M. Dominique de Legge, président, s’est félicité du grand nombre de sénateurs présents manifestant l’intérêt pour la parole politique de l’Église au sens étymologique du terme, dès lors qu’elle s’appuie sur son « expertise en humanité » selon l’expression de Saint Paul VI[1]. Il a rappelé le parcours du cardinal, de Pampelune à Ajaccio en passant par Padoue, Toulouse et Narbonne, sa nomination comme évêque de Corse en 2021, puis son élévation à la pourpre en septembre 2023. Il l’a ensuite invité à aborder trois sujets : la situation au Moyen-Orient et plus particulièrement en Terre sainte, les sujets sociétaux en débat actuellement après le vote du Parlement européen sur la gestation pour autrui (GPA), le 23 avril dernier, et sur la préparation d’un projet de loi constitutionnel sur l’autonomie de la Corse.

DONNÉES FOURNIES:
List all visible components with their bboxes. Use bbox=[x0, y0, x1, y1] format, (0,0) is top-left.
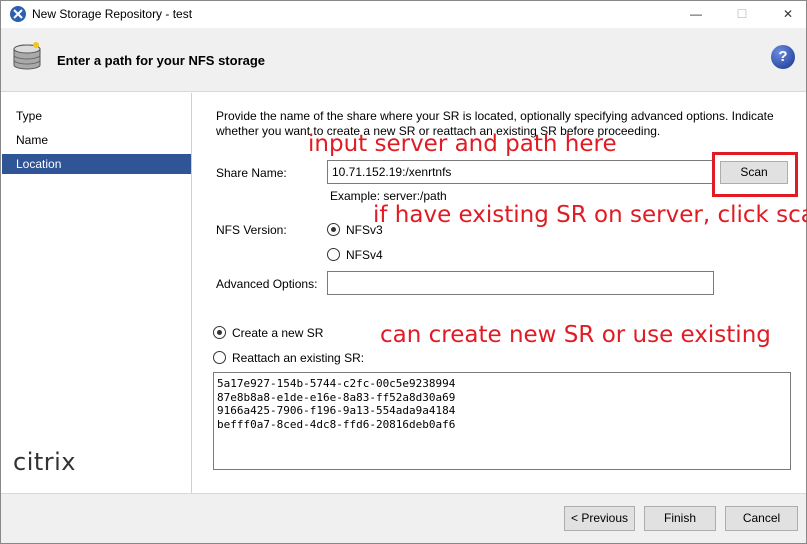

CONSIGNES:
a) Répondez aux questions suivantes à partir du texte extrait :
(i) En quelle année le cardinal a-t-il été nommé évêque de Corse ?
(ii) À quelle date le Parlement européen a-t-il voté sur la gestation pour autrui ?
(iii) À qui le texte extrait attribue-t-il l'expression « expertise en humanité » ?
b) Poursuivez le texte extrait, consacré à l'accueil du cardinal par M. Dominique de Legge, à la suite de sa dernière phrase.
Les données n'ont aucun lien avec le texte extrait.

RÉPONSES:
a)
(i) En 2021.
(ii) Le 23 avril.
(iii) À Saint Paul VI.

b)
Mgr François Bustillo a insisté sur l’importance et la difficulté du dialogue face à l’émotion et à la violence. Il a souligné sa proximité spirituelle avec les chrétiens sur place, espérant pouvoir leur rendre visite prochainement, et avec le cardinal Pizzaballa, patriarche de Jérusalem, franciscain comme lui, attaché à ne pas couper les liens et à s’appuyer sur une démarche de terrain pour éviter le pire. Il a également regretté la discrimination dont souffrent les chrétiens dans d’autres pays de la région.
M. Bruno Retailleau a estimé que la présence chrétienne n’avait jamais été aussi difficile et que la voie de l’apaisement était la plus difficile mais que, dans la région, les chrétiens avaient, du fait de leur culture, un apport spécifique car ils conçoivent mieux la séparation entre le religieux et le politique et sont attachés aux États-nations.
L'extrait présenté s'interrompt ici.